= Task directions =
Write out the listing beneath this instruction in its entirety, exactly as it reads.

= Records provided =

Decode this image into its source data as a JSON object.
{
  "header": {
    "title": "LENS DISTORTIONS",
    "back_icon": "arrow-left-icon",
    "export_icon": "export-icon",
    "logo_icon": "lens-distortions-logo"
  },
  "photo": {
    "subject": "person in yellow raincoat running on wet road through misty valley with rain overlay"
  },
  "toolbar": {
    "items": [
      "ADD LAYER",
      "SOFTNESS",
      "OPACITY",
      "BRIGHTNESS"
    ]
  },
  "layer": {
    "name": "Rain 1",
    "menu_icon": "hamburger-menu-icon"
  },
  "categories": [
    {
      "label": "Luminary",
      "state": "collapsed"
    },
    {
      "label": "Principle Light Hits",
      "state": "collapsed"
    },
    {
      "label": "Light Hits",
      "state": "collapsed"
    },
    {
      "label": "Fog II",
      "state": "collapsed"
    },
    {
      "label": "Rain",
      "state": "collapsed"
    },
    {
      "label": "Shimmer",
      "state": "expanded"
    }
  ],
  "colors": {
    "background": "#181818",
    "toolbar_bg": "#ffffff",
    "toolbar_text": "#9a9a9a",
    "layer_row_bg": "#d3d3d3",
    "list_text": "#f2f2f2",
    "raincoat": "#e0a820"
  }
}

= Completed task =
Decode this image into its source data as a JSON object.
{
  "header": {
    "title": "LENS DISTORTIONS",
    "back_icon": "arrow-left-icon",
    "export_icon": "export-icon",
    "logo_icon": "lens-distortions-logo"
  },
  "photo": {
    "subject": "person in yellow raincoat running on wet road through misty valley with rain overlay"
  },
  "toolbar": {
    "items": [
      "ADD LAYER",
      "SOFTNESS",
      "OPACITY",
      "BRIGHTNESS"
    ]
  },
  "layer": {
    "name": "Rain 1",
    "menu_icon": "hamburger-menu-icon"
  },
  "categories": [
    {
      "label": "Luminary",
      "state": "collapsed"
    },
    {
      "label": "Principle Light Hits",
      "state": "collapsed"
    },
    {
      "label": "Light Hits",
      "state": "collapsed"
    },
    {
      "label": "Fog II",
      "state": "collapsed"
    },
    {
      "label": "Rain",
      "state": "collapsed"
    },
    {
      "label": "Shimmer",
      "state": "expanded"
    }
  ],
  "colors": {
    "background": "#181818",
    "toolbar_bg": "#ffffff",
    "toolbar_text": "#9a9a9a",
    "layer_row_bg": "#d3d3d3",
    "list_text": "#f2f2f2",
    "raincoat": "#e0a820"
  }
}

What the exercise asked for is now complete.